Rows from a figure dataset:
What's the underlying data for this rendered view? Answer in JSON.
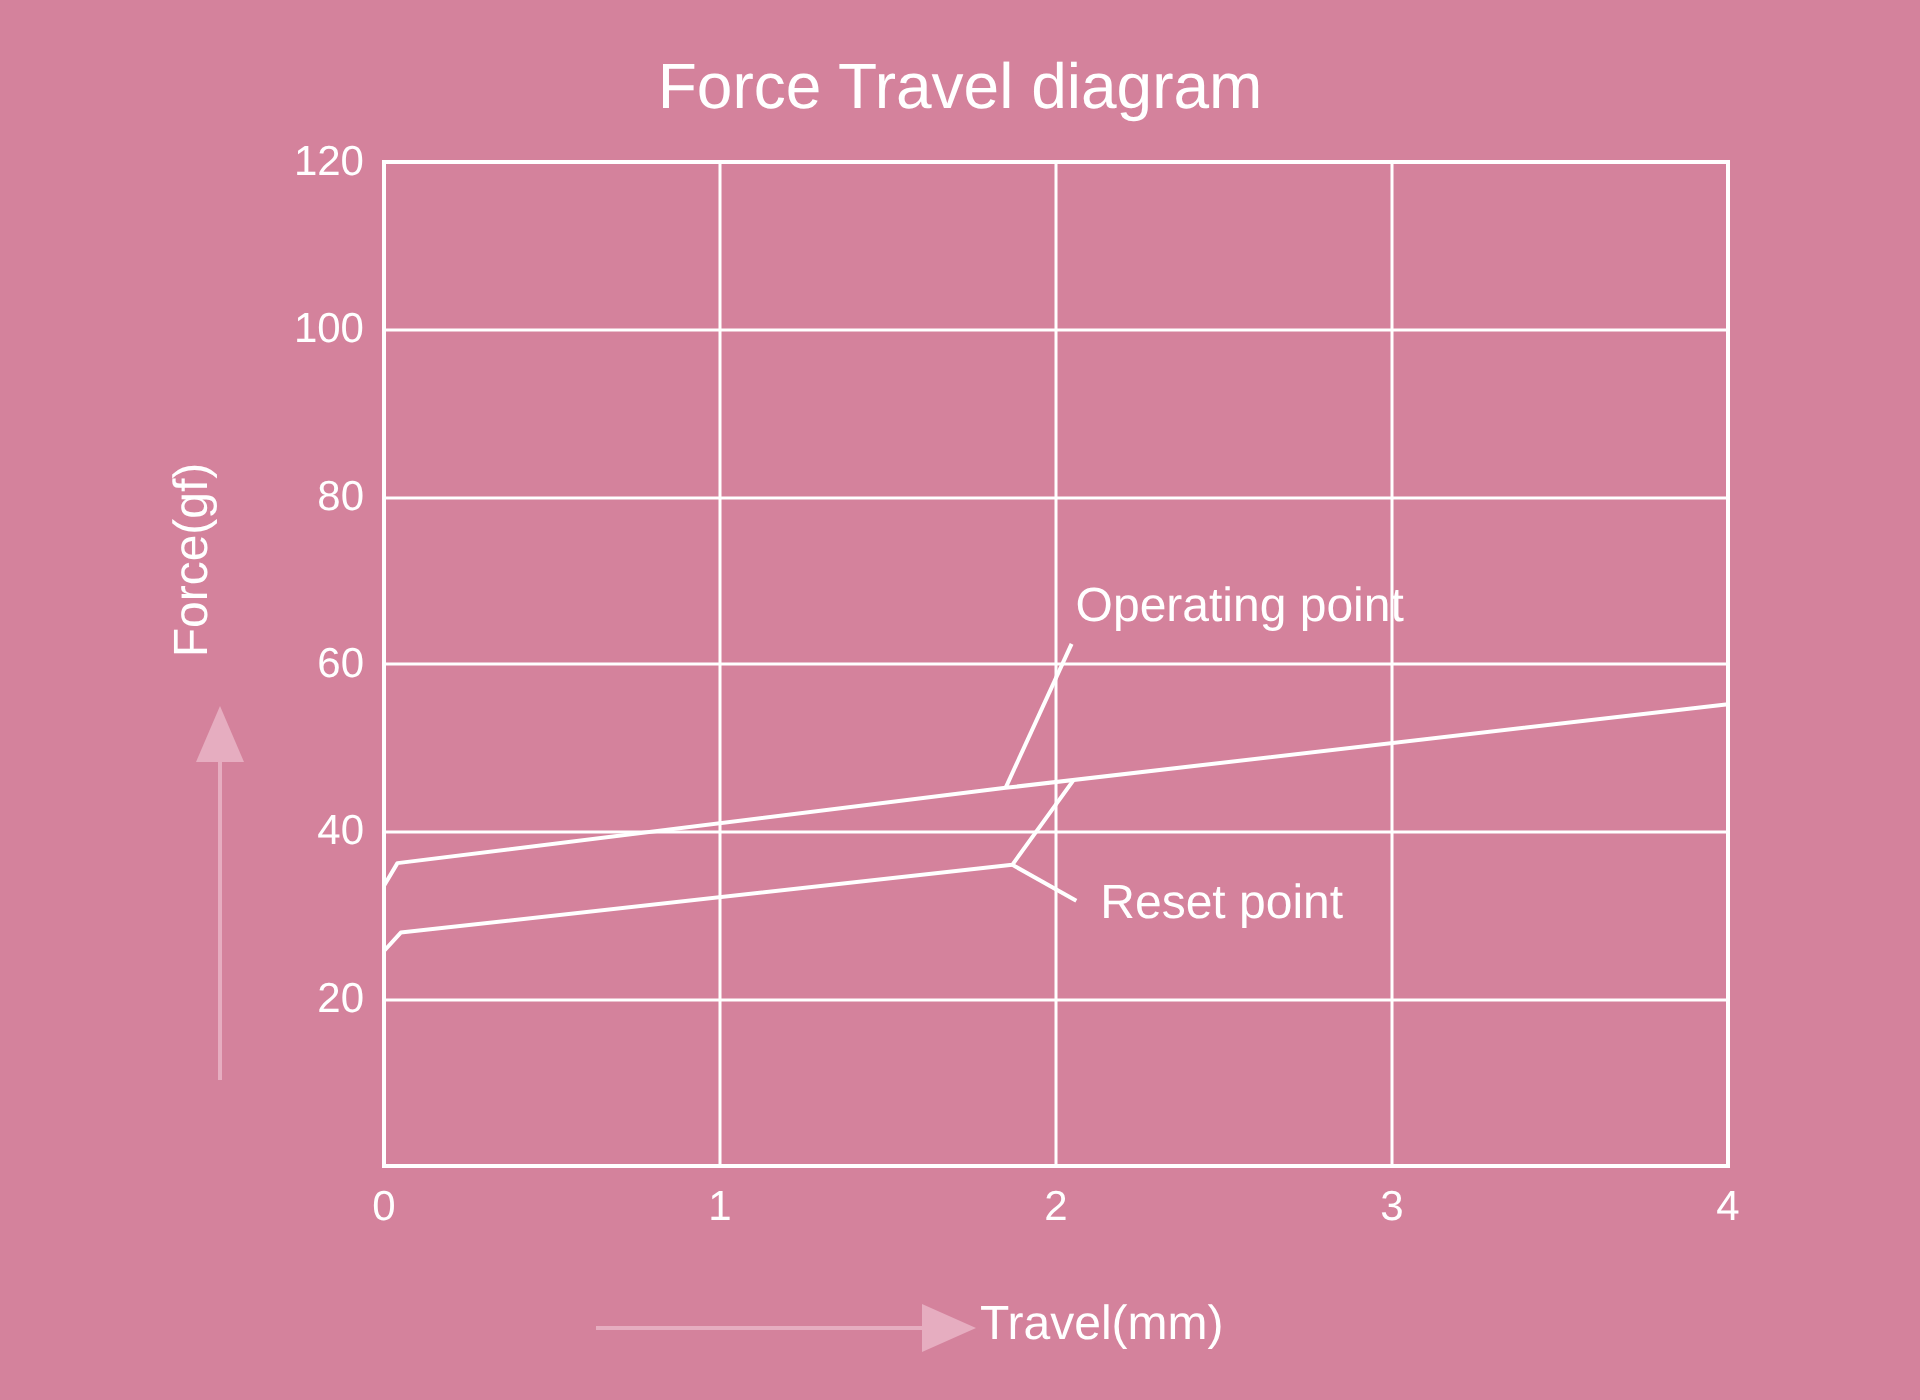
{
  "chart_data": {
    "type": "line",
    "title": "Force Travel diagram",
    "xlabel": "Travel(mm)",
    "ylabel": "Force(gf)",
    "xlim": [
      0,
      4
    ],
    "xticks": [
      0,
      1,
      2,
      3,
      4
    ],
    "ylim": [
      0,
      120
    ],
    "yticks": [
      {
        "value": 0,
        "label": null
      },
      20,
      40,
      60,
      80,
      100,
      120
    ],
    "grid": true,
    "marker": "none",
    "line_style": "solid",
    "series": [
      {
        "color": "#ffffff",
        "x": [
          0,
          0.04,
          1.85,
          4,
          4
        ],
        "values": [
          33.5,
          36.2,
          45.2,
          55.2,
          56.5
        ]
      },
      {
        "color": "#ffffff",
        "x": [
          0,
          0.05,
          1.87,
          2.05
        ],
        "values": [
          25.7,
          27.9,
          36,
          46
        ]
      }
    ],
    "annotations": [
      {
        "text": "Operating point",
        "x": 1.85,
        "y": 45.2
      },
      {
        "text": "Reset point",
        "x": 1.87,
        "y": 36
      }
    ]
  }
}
---
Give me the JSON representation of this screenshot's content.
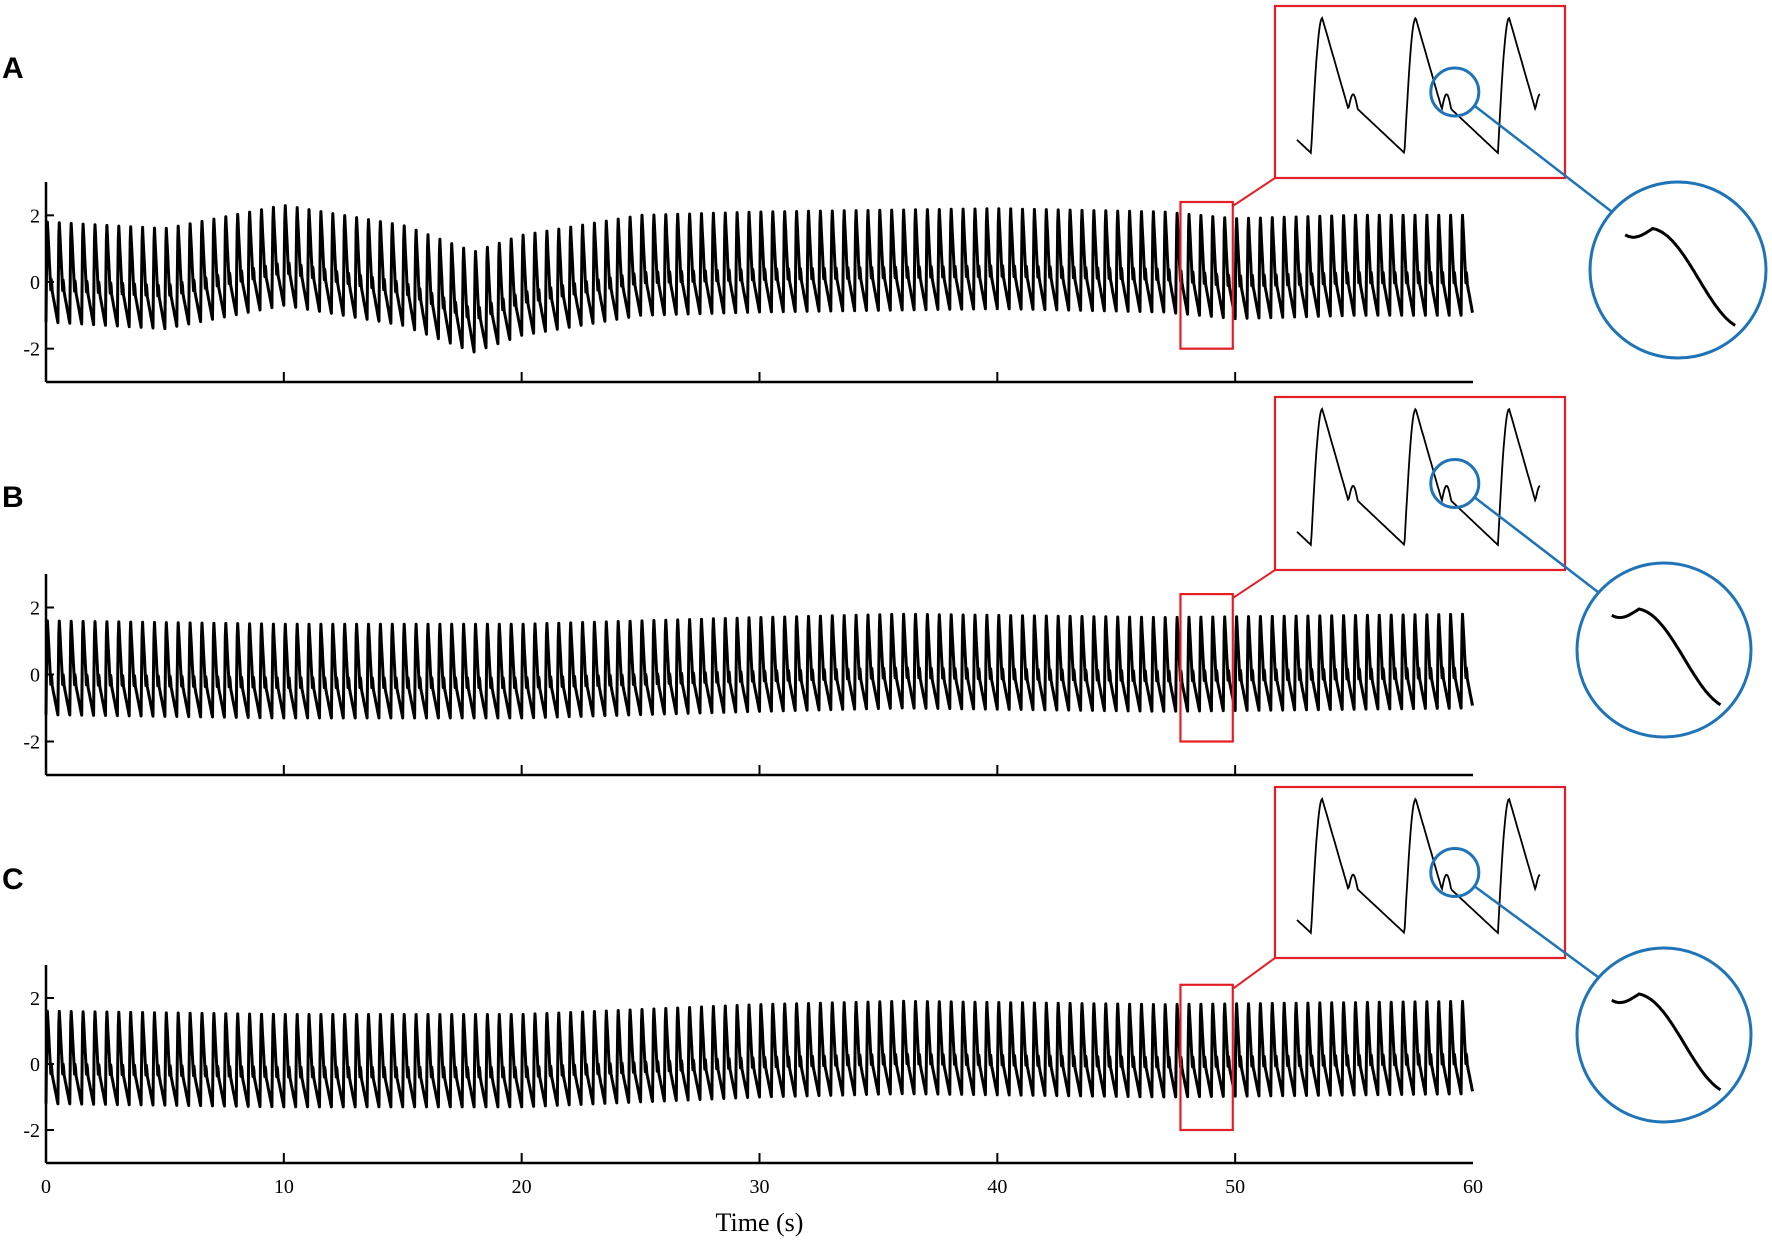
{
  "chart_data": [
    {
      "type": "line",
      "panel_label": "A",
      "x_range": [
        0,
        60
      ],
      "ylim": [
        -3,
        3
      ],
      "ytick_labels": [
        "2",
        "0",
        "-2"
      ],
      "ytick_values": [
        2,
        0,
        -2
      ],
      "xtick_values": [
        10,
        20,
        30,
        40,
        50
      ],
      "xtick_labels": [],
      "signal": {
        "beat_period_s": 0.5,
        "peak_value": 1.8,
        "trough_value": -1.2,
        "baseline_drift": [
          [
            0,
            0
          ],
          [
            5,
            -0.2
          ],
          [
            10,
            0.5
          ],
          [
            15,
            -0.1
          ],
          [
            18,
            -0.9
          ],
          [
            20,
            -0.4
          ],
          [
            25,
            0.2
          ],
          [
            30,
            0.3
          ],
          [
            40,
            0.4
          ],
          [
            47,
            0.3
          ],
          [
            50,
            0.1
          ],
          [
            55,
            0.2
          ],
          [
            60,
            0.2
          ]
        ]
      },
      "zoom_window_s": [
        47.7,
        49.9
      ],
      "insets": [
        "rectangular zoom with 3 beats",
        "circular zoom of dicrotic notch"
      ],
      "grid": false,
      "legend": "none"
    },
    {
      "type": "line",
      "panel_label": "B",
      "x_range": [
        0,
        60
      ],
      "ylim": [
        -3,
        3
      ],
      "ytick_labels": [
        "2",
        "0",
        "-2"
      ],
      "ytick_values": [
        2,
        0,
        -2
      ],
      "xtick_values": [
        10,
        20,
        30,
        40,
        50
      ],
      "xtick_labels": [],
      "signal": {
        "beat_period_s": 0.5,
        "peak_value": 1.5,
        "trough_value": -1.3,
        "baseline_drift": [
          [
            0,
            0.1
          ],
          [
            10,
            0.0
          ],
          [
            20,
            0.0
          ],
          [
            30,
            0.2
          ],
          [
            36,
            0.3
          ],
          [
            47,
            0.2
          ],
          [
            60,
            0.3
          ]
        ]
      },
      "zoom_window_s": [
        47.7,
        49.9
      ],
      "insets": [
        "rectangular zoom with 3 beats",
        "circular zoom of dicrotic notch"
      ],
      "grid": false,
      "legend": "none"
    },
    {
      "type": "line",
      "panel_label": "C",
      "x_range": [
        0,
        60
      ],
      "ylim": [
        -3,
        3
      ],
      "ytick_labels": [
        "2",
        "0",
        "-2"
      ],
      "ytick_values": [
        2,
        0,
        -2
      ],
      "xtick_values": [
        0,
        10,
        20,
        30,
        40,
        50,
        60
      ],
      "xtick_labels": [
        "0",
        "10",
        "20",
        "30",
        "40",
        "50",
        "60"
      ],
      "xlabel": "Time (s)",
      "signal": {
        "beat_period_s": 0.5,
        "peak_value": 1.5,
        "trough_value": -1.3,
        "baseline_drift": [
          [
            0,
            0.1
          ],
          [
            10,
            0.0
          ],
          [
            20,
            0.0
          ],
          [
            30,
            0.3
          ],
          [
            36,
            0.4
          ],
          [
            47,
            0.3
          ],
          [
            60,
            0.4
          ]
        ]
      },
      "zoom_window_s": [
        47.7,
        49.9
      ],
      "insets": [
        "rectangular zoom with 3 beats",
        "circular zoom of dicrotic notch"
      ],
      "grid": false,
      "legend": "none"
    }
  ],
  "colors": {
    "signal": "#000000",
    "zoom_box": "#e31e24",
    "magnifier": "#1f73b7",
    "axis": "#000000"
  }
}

DIRECTIVE: Make a copy of each line that contains the string "JSON".

REPLY:
What's the underlying data for this rendered view? Answer in JSON.
Give me the JSON representation of this screenshot's content.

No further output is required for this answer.